■ DIRECTION ■
Please quote the material exactly, every line of it.
— Start of MATERIAL —
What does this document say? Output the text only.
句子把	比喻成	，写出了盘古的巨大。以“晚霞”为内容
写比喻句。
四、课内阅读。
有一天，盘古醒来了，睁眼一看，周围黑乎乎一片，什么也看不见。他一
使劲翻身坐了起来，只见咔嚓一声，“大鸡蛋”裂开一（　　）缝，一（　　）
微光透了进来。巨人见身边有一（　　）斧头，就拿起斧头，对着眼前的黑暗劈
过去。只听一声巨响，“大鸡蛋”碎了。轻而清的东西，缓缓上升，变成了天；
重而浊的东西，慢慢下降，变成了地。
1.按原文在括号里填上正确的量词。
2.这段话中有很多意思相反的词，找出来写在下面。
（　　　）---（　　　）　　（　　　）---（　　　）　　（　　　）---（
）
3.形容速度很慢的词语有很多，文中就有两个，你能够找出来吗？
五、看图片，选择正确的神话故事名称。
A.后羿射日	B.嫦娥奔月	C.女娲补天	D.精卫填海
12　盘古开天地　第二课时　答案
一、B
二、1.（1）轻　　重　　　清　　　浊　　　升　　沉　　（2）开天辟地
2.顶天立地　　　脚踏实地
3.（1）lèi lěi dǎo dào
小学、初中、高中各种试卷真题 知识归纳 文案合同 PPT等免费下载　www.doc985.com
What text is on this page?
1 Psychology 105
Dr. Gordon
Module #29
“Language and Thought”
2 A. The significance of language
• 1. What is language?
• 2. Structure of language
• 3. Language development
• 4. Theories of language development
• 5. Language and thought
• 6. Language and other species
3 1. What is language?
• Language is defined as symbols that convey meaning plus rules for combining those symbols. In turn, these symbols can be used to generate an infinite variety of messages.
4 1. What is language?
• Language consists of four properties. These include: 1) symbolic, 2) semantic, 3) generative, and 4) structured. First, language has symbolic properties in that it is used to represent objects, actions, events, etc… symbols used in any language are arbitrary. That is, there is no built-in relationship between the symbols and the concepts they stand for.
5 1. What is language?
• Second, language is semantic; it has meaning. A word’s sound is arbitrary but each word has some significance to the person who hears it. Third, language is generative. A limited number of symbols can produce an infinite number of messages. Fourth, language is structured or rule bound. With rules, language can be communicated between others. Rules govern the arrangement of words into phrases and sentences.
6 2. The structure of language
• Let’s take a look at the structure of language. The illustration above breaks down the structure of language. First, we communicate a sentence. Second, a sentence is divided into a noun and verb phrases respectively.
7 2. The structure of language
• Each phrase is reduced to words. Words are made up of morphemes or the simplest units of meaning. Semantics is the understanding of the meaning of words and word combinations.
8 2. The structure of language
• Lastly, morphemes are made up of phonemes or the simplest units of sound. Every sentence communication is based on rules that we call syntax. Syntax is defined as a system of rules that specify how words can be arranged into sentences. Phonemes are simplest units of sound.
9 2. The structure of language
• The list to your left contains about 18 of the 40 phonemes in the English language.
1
— End of MATERIAL —
■ REPLY TO THE EXERCISE ■
What does this document say? Output the text only.
句子把	比喻成	，写出了盘古的巨大。以“晚霞”为内容
写比喻句。
四、课内阅读。
有一天，盘古醒来了，睁眼一看，周围黑乎乎一片，什么也看不见。他一
使劲翻身坐了起来，只见咔嚓一声，“大鸡蛋”裂开一（　　）缝，一（　　）
微光透了进来。巨人见身边有一（　　）斧头，就拿起斧头，对着眼前的黑暗劈
过去。只听一声巨响，“大鸡蛋”碎了。轻而清的东西，缓缓上升，变成了天；
重而浊的东西，慢慢下降，变成了地。
1.按原文在括号里填上正确的量词。
2.这段话中有很多意思相反的词，找出来写在下面。
（　　　）---（　　　）　　（　　　）---（　　　）　　（　　　）---（
）
3.形容速度很慢的词语有很多，文中就有两个，你能够找出来吗？
五、看图片，选择正确的神话故事名称。
A.后羿射日	B.嫦娥奔月	C.女娲补天	D.精卫填海
12　盘古开天地　第二课时　答案
一、B
二、1.（1）轻　　重　　　清　　　浊　　　升　　沉　　（2）开天辟地
2.顶天立地　　　脚踏实地
3.（1）lèi lěi dǎo dào
小学、初中、高中各种试卷真题 知识归纳 文案合同 PPT等免费下载　www.doc985.com
What text is on this page?
1 Psychology 105
Dr. Gordon
Module #29
“Language and Thought”
2 A. The significance of language
• 1. What is language?
• 2. Structure of language
• 3. Language development
• 4. Theories of language development
• 5. Language and thought
• 6. Language and other species
3 1. What is language?
• Language is defined as symbols that convey meaning plus rules for combining those symbols. In turn, these symbols can be used to generate an infinite variety of messages.
4 1. What is language?
• Language consists of four properties. These include: 1) symbolic, 2) semantic, 3) generative, and 4) structured. First, language has symbolic properties in that it is used to represent objects, actions, events, etc… symbols used in any language are arbitrary. That is, there is no built-in relationship between the symbols and the concepts they stand for.
5 1. What is language?
• Second, language is semantic; it has meaning. A word’s sound is arbitrary but each word has some significance to the person who hears it. Third, language is generative. A limited number of symbols can produce an infinite number of messages. Fourth, language is structured or rule bound. With rules, language can be communicated between others. Rules govern the arrangement of words into phrases and sentences.
6 2. The structure of language
• Let’s take a look at the structure of language. The illustration above breaks down the structure of language. First, we communicate a sentence. Second, a sentence is divided into a noun and verb phrases respectively.
7 2. The structure of language
• Each phrase is reduced to words. Words are made up of morphemes or the simplest units of meaning. Semantics is the understanding of the meaning of words and word combinations.
8 2. The structure of language
• Lastly, morphemes are made up of phonemes or the simplest units of sound. Every sentence communication is based on rules that we call syntax. Syntax is defined as a system of rules that specify how words can be arranged into sentences. Phonemes are simplest units of sound.
9 2. The structure of language
• The list to your left contains about 18 of the 40 phonemes in the English language.
1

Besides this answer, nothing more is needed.